| WHAT IS REQUIRED |
Lines holding the string "server" are the ones to copy from this listing.

| MATERIAL TO PROCESS |
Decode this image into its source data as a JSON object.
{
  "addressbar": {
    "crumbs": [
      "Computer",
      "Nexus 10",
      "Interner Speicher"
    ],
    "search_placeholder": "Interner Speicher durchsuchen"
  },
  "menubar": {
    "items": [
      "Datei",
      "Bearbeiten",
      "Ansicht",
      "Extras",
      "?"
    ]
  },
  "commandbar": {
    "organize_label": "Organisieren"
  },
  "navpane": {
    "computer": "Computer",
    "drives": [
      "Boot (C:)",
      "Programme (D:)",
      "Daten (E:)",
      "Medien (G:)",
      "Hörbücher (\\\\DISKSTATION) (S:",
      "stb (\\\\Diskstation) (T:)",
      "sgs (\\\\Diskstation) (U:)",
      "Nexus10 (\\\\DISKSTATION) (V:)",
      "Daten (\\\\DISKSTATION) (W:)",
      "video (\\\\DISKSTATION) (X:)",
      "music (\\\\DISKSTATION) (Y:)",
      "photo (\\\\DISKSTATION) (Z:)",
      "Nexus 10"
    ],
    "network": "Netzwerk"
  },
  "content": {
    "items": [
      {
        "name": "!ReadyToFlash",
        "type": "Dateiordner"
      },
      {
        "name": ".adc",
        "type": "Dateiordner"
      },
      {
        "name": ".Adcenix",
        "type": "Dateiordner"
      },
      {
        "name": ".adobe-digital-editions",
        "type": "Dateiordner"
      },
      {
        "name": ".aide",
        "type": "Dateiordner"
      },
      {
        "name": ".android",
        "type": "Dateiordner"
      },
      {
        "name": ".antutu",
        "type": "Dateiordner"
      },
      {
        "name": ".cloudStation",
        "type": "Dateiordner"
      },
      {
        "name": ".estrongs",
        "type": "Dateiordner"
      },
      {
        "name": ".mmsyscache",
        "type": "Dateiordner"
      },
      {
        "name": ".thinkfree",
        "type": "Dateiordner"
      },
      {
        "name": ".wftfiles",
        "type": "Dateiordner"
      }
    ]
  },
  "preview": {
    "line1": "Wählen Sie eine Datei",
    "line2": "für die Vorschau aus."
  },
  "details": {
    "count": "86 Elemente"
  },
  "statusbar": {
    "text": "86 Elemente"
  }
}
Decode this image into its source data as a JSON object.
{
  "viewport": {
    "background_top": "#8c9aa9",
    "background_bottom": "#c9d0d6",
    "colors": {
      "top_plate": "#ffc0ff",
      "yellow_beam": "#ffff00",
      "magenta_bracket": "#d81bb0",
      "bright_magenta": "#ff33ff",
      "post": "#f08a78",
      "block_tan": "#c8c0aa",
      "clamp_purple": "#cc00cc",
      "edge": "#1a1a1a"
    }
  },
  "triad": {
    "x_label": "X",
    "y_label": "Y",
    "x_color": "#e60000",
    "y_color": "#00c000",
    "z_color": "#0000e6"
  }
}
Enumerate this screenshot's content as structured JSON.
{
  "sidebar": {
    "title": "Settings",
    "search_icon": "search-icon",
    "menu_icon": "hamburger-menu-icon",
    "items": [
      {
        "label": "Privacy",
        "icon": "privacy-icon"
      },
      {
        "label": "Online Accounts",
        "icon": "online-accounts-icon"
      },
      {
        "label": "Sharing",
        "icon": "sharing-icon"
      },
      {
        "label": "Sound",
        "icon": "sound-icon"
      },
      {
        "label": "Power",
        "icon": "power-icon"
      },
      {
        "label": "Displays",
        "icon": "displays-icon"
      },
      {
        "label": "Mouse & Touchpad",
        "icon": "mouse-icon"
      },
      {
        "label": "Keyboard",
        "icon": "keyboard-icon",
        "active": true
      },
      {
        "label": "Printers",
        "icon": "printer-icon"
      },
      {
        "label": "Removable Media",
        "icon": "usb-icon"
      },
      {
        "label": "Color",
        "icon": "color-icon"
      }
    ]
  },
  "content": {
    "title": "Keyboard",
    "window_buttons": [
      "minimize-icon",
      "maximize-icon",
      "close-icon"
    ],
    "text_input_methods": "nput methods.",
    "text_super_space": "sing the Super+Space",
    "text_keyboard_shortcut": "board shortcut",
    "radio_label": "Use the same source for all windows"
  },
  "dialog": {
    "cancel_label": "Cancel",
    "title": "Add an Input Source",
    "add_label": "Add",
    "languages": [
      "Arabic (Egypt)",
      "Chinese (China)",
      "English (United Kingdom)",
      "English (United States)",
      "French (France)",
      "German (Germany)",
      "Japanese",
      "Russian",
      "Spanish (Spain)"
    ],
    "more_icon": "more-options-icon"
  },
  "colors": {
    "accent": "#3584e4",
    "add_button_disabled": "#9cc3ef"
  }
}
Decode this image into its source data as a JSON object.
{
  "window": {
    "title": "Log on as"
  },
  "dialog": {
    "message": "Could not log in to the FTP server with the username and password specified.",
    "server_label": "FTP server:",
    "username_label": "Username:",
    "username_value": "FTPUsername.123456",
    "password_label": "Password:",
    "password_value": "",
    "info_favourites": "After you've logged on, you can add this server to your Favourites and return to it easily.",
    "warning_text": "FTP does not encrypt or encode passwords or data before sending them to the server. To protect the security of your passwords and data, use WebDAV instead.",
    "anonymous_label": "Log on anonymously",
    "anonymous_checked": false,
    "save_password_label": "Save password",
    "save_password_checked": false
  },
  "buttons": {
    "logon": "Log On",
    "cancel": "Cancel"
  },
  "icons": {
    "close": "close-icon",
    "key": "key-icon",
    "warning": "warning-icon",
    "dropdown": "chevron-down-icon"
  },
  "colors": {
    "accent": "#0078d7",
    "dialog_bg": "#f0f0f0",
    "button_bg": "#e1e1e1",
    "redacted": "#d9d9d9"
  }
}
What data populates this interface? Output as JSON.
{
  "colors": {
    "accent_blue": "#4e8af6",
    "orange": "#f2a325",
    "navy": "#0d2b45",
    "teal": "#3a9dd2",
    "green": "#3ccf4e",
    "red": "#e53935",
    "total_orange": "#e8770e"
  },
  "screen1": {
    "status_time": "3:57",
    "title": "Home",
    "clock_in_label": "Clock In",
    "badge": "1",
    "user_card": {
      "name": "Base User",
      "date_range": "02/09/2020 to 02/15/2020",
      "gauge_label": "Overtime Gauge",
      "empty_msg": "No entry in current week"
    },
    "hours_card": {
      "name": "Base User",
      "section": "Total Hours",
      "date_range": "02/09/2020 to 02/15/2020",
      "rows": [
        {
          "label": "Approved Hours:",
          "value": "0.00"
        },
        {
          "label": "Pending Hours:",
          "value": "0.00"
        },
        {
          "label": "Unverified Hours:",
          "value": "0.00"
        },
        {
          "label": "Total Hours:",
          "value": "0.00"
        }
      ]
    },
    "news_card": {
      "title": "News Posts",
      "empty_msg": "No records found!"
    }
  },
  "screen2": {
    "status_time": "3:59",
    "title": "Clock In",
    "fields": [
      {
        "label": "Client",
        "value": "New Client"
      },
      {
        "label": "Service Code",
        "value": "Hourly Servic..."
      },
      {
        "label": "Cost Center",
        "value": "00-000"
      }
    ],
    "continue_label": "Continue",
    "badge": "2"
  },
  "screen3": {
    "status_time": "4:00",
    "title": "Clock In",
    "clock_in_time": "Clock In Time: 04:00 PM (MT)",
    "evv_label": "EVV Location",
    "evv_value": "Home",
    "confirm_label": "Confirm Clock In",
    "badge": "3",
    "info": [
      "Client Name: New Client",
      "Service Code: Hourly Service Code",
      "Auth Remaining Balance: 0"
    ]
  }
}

| ANSWER TO THE EXERCISE |
    "message": "Could not log in to the FTP server with the username and password specified.",
    "server_label": "FTP server:",
    "info_favourites": "After you've logged on, you can add this server to your Favourites and return to it easily.",
    "warning_text": "FTP does not encrypt or encode passwords or data before sending them to the server. To protect the security of your passwords and data, use WebDAV instead.",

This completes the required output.